## Aim:
Print the records below word for word, but leave out the pictures.

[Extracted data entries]
* * *
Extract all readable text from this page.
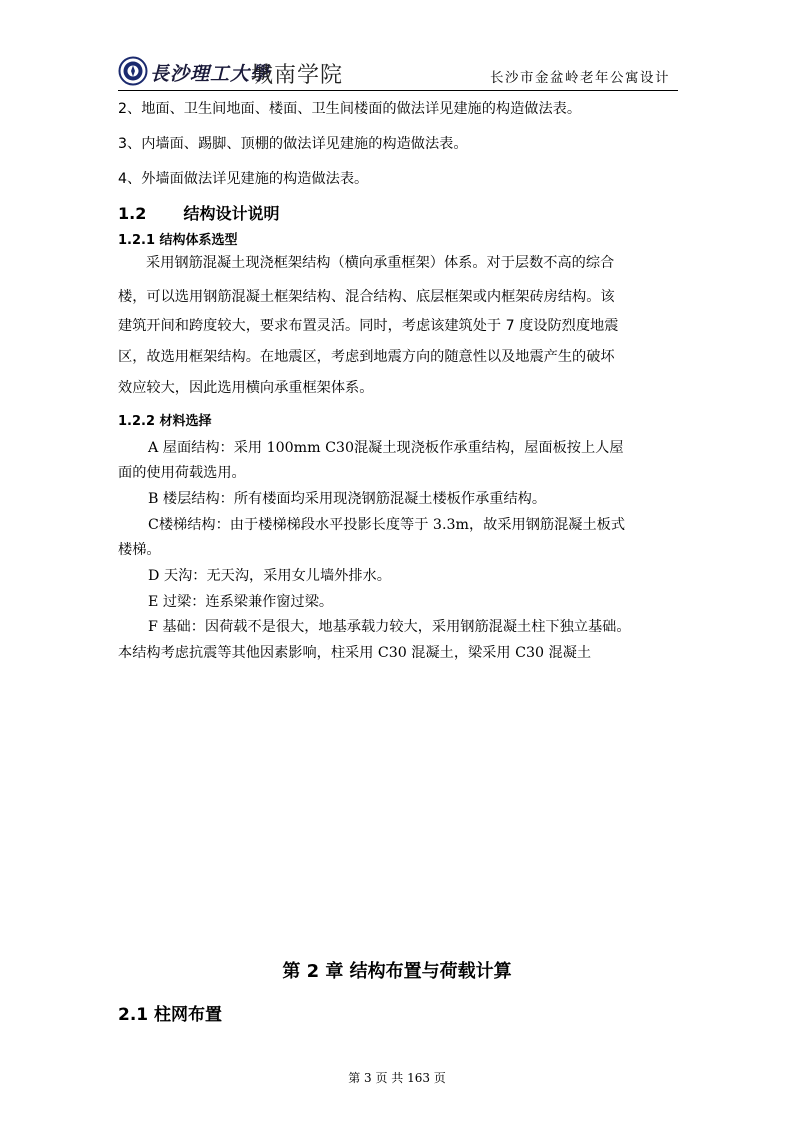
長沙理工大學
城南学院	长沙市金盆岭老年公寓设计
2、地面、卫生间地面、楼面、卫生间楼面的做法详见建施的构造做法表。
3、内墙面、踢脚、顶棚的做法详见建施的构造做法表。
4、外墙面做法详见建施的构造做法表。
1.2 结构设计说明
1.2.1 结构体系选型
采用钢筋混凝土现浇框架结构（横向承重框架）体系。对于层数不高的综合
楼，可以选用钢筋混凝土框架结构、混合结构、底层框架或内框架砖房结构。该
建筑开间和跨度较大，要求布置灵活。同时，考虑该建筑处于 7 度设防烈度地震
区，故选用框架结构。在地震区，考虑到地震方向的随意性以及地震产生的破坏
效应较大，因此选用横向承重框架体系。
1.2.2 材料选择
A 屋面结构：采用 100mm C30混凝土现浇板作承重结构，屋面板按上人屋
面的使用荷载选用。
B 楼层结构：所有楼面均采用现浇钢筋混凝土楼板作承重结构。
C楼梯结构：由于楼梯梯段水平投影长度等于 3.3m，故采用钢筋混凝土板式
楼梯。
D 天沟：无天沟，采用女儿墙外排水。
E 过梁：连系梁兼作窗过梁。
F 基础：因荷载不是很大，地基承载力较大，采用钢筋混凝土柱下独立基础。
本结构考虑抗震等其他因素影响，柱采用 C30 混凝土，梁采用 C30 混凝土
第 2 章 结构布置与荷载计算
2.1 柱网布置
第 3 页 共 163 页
* * *
## Task solution:
Extract all readable text from this page.
長沙理工大學
城南学院	长沙市金盆岭老年公寓设计
2、地面、卫生间地面、楼面、卫生间楼面的做法详见建施的构造做法表。
3、内墙面、踢脚、顶棚的做法详见建施的构造做法表。
4、外墙面做法详见建施的构造做法表。
1.2 结构设计说明
1.2.1 结构体系选型
采用钢筋混凝土现浇框架结构（横向承重框架）体系。对于层数不高的综合
楼，可以选用钢筋混凝土框架结构、混合结构、底层框架或内框架砖房结构。该
建筑开间和跨度较大，要求布置灵活。同时，考虑该建筑处于 7 度设防烈度地震
区，故选用框架结构。在地震区，考虑到地震方向的随意性以及地震产生的破坏
效应较大，因此选用横向承重框架体系。
1.2.2 材料选择
A 屋面结构：采用 100mm C30混凝土现浇板作承重结构，屋面板按上人屋
面的使用荷载选用。
B 楼层结构：所有楼面均采用现浇钢筋混凝土楼板作承重结构。
C楼梯结构：由于楼梯梯段水平投影长度等于 3.3m，故采用钢筋混凝土板式
楼梯。
D 天沟：无天沟，采用女儿墙外排水。
E 过梁：连系梁兼作窗过梁。
F 基础：因荷载不是很大，地基承载力较大，采用钢筋混凝土柱下独立基础。
本结构考虑抗震等其他因素影响，柱采用 C30 混凝土，梁采用 C30 混凝土
第 2 章 结构布置与荷载计算
2.1 柱网布置
第 3 页 共 163 页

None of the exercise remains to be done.